INFORMED CONSENT & ASSUMPTION OF RISK:

You consent to allow Everpoint Medical PLLC and/or Evolved Science, PLLC in conjunction with Everpoint Health, LLC (collectively, “Everpoint”)  to perform a COVID-19 active infection test and/or COVID-19 Antibody Test ("Test").  The Tests have been authorized by FDA under Emergency use Authorizations. The Test being administered may involve a nasal swab, saliva sample or blood draw that will be tested to indicate the potential presence of COVID-19 or COVID-19 antibodies.  There are some risks to having a blood test such as feeling faint or dizzy or experiencing discomfort and/or bruising at venipuncture site.  Serious complications such as infection are possible but extremely unlikely.  This test alone may not be sufficient to detect or rule out the possibility that you have been exposed to, are infected with or may become infected with COVID-19. I understand that there are risks and benefits associated with undergoing the Test and there may be a potential for false positive or false negative test results.  You should carefully monitor your own symptoms and, notwithstanding the results of any testing, you must stay home and consult with your physician if you experience symptoms of COVID-19.   

DISCLAIMER TO TREAT:

Everpoint has been engaged for the sole limited purpose of providing a Test and disclaims any obligation to treat you or provide you with any medical care.  You have the right to discuss the Test with your own physician, to learn about the purpose, potential risks and benefits of any testing. Based upon your test results, you should contact your physician or other medical professional for advice and medical care. 

 

CONSENT TO DISCLOSE:

Because of the ongoing public-health crisis, it may be necessary for Everpoint to share the results of your Test with public health authorities.  By signing below, you consent to the disclosure of COVID Test to public health authorities as requested, recommended or required by federal, state, and local public health authorities.

## What you need to do
1 - Translate this sentence from the COVID-19 test consent form into Spanish: "Serious complications such as infection are possible but extremely unlikely."
2 - Carry on the COVID-19 test consent form from its last sentence, adding a further section in the same style.
None of the items are needed for this work.

[Dataset items]
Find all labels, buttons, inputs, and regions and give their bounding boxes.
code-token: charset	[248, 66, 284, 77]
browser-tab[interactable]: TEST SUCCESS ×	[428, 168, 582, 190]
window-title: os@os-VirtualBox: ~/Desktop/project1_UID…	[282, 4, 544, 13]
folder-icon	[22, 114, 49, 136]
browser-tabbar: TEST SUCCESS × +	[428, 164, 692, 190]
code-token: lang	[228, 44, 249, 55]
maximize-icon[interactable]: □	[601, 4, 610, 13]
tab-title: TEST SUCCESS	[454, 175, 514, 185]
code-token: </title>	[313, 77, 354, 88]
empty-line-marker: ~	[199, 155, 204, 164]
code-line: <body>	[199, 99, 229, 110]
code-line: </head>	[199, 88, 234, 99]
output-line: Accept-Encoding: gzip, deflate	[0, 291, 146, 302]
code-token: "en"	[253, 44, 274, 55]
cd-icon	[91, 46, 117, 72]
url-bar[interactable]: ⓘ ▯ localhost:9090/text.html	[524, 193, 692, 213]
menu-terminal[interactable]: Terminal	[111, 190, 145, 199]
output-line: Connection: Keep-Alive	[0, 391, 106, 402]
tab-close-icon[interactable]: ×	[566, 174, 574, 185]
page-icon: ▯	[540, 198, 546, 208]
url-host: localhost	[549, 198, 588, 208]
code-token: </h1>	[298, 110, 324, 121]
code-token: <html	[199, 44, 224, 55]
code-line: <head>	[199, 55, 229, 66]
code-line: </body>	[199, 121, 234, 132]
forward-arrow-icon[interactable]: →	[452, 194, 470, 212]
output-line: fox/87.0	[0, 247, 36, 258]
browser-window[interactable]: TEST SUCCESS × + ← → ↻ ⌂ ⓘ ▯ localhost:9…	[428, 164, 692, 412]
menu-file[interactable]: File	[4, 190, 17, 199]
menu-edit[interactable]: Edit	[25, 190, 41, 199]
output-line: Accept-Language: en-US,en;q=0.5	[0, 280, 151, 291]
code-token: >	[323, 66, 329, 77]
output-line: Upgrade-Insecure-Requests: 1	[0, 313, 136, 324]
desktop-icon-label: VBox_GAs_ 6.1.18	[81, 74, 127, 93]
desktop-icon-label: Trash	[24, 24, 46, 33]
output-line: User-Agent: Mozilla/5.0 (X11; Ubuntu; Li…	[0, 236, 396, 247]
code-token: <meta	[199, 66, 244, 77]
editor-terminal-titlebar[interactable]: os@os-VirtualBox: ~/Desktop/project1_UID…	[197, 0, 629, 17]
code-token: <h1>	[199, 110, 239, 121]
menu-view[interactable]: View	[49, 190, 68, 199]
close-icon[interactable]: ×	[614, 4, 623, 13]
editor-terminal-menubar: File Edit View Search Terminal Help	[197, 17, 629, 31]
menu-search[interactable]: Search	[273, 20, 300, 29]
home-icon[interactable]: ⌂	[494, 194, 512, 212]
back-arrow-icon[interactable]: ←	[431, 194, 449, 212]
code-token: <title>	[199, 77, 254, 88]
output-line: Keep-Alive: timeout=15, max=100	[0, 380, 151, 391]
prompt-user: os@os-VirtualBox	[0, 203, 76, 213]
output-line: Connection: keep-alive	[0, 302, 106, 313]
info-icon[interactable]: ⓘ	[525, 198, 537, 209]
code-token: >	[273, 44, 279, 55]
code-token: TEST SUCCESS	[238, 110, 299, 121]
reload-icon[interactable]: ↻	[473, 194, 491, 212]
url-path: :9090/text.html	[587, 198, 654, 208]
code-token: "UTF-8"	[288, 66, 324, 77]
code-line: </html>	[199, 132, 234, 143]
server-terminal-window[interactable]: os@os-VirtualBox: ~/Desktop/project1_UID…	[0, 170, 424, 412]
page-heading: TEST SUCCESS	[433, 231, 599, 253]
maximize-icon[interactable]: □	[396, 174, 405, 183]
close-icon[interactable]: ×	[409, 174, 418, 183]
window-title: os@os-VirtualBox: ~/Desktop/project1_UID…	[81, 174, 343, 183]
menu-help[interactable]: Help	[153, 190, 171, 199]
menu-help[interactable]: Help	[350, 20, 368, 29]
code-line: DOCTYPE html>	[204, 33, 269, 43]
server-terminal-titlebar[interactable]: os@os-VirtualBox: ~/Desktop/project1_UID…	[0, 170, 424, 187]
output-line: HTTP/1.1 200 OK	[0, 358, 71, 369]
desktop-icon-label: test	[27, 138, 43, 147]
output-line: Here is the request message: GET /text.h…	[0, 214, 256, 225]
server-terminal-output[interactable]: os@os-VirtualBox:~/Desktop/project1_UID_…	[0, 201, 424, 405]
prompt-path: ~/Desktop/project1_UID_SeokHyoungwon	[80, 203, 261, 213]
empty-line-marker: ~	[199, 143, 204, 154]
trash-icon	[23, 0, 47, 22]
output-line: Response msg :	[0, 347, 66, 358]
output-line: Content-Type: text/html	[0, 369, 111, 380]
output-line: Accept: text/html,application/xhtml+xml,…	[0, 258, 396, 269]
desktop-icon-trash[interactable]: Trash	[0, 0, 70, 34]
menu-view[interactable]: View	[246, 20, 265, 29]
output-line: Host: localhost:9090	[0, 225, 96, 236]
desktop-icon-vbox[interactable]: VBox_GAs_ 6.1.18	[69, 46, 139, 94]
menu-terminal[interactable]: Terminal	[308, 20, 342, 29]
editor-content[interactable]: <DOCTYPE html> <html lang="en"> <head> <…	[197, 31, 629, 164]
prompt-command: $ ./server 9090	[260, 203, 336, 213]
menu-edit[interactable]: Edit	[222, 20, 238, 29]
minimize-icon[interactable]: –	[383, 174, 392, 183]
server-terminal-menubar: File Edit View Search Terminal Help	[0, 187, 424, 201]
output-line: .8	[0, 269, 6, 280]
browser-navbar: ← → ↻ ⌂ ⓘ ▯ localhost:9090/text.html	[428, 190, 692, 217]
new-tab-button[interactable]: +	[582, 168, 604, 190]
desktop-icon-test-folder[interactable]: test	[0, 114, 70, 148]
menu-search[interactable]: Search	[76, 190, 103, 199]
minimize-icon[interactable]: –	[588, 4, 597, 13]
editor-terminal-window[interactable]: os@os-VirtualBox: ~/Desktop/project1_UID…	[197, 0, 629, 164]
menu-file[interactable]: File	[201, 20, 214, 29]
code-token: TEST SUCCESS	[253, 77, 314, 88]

## Responses by task
1 - Las complicaciones graves, como una infección, son posibles pero extremadamente improbables.

2 -
 

WAIVER OF LIABILITY & INDEMNIFICATION: 

By signing below, you, on behalf of yourself, your heirs, executors, administrators, assigns, or personal representatives and agree to forever release and waive any claim arising from your selection to receive this Test or the disclosure of your test results that may arise against Everpoint and their affiliates, managers, members, agents, staff, heirs, representatives, predecessors, successors and assigns.  Additionally, you agree to forever release and waive any claim that might arise against Everpoint and staff members for any risks, side effects, or complications resulting from the Test or the disclosure of your test results. You agree to indemnify and hold harmless Everpoint and their affiliates, managers, members, agents, staff, heirs, representatives, predecessors, successors and assigns against any and all claims, suits, or actions of any kind whatsoever for liability, damages, compensation, or otherwise brought by you or anyone on your behalf, including attorney’s fees and any related costs, if litigation arises pursuant to any claims made by you or by anyone else acting on your behalf.